TASKS AND EXERCISES:
1. In the vertical circular motion problem, which option is given as the correct answer?
2. Go on with the vertical circular motion problem from the point where it stops.

JEE Mains · Physics · STD 11 - 5. work,energy,power and collision
In case of vertical circular motion of a particle by a thread of length \(r\) if the tension in the thread is zero at an angle \(30^{\circ}\) shown in figure, the velocity at the bottom point (A) of the circular path is ( \(g =\) gravitational acceleration)
- A \(\sqrt{5gr}\)
- B \(\sqrt{\frac{7}{2}gr}\)
- C \(\sqrt{4gr}\)
- D \(\sqrt{\frac{5}{2}gr}\)
Answer & Solution
Correct Answer
(B) \(\sqrt{\frac{7}{2}gr}\)

EXTRACTED INFORMATION:
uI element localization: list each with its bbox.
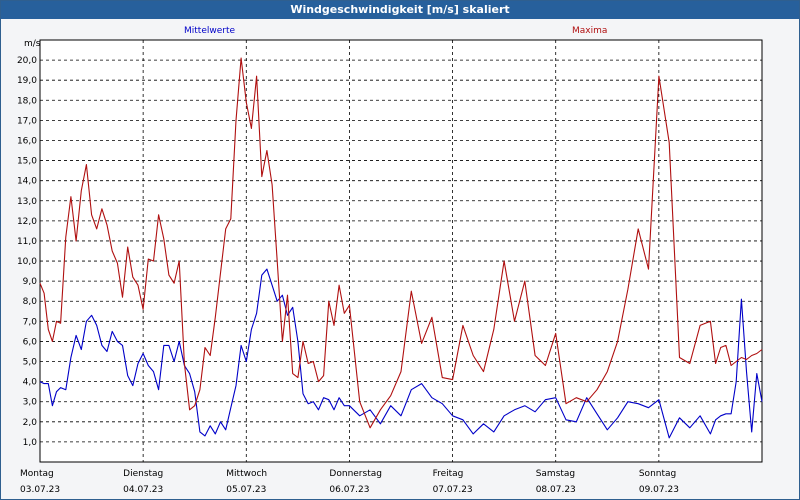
x-tick-date: 09.07.23 [639,485,679,495]
y-tick-label: 10,0 [17,257,37,267]
x-tick-date: 08.07.23 [536,485,576,495]
y-tick-label: 17,0 [17,116,37,126]
legend-maxima: Maxima [572,26,607,36]
legend-mittelwerte: Mittelwerte [184,26,235,36]
y-tick-label: 4,0 [23,378,38,388]
y-tick-label: 2,0 [23,418,38,428]
x-tick-day: Freitag [433,469,464,479]
y-tick-label: 1,0 [23,438,38,448]
x-tick-date: 04.07.23 [123,485,163,495]
y-tick-label: 18,0 [17,96,37,106]
y-tick-label: 20,0 [17,56,37,66]
y-axis-unit: m/s [24,39,41,49]
y-tick-label: 8,0 [23,297,38,307]
y-tick-label: 11,0 [17,237,37,247]
y-tick-label: 9,0 [23,277,38,287]
y-tick-label: 16,0 [17,136,37,146]
series-line-mittelwerte [39,268,763,439]
y-tick-label: 14,0 [17,177,37,187]
x-tick-date: 06.07.23 [329,485,369,495]
x-tick-day: Samstag [536,469,575,479]
y-tick-label: 6,0 [23,337,38,347]
y-tick-label: 15,0 [17,157,37,167]
plot-area [39,39,763,463]
series-line-maxima [39,57,763,429]
x-tick-day: Donnerstag [329,469,382,479]
x-tick-date: 07.07.23 [433,485,473,495]
grid [40,40,762,462]
y-tick-label: 13,0 [17,197,37,207]
x-tick-day: Sonntag [639,469,676,479]
y-tick-label: 3,0 [23,398,38,408]
y-tick-label: 19,0 [17,76,37,86]
y-tick-label: 5,0 [23,358,38,368]
y-axis: 1,0 2,0 3,0 4,0 5,0 6,0 7,0 8,0 9,0 10,0 11,0 12,0 1… [17,56,37,448]
x-tick-day: Dienstag [123,469,163,479]
x-axis: Montag 03.07.23 Dienstag 04.07.23 Mittwoch 05… [20,469,679,495]
y-tick-label: 12,0 [17,217,37,227]
window-title: Windgeschwindigkeit [m/s] skaliert [1,1,799,19]
y-tick-label: 7,0 [23,317,38,327]
x-tick-day: Mittwoch [226,469,267,479]
x-tick-day: Montag [20,469,54,479]
x-tick-date: 05.07.23 [226,485,266,495]
x-tick-date: 03.07.23 [20,485,60,495]
series-layer [39,57,763,439]
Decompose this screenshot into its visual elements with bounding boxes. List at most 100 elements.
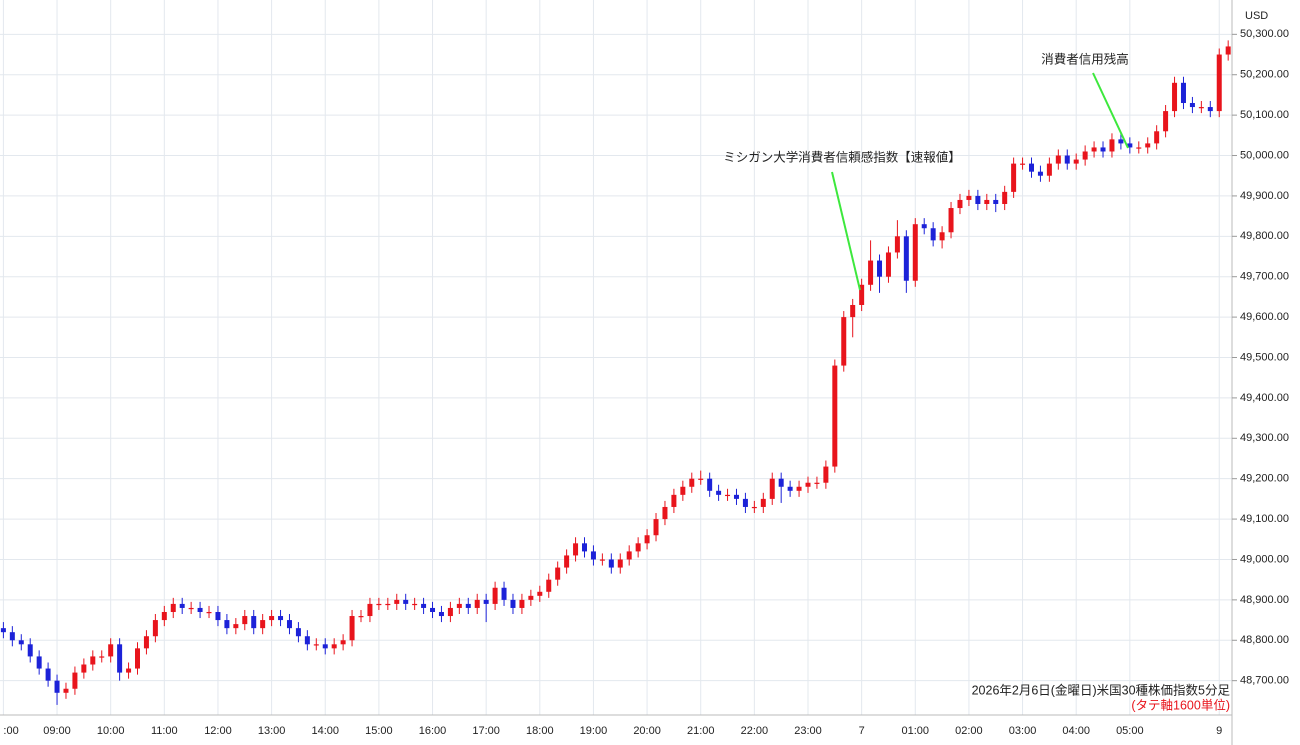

TASK-BY-TASK ANSWERS:
1. Option B, \(\sqrt{\frac{7}{2}gr}\).

2.
Step-by-step Solution
Detailed explanation
\(T + mg \cos 60^{\circ}=\frac{ mV ^2}{\ell}\) \(T =0\) \(V ^2=\frac{ g \ell}{2}\) here V is the speed at point A M.E.C. \(\frac{1}{2} mu ^2= mg \left(\ell+\ell \cos 60^{\circ}\right)+\frac{1}{2} mV ^2\) \(u ^2=3 g \ell+\frac{ g \ell}{2}\) \(u =\sqrt{\frac{7 g \ell}{2}}\)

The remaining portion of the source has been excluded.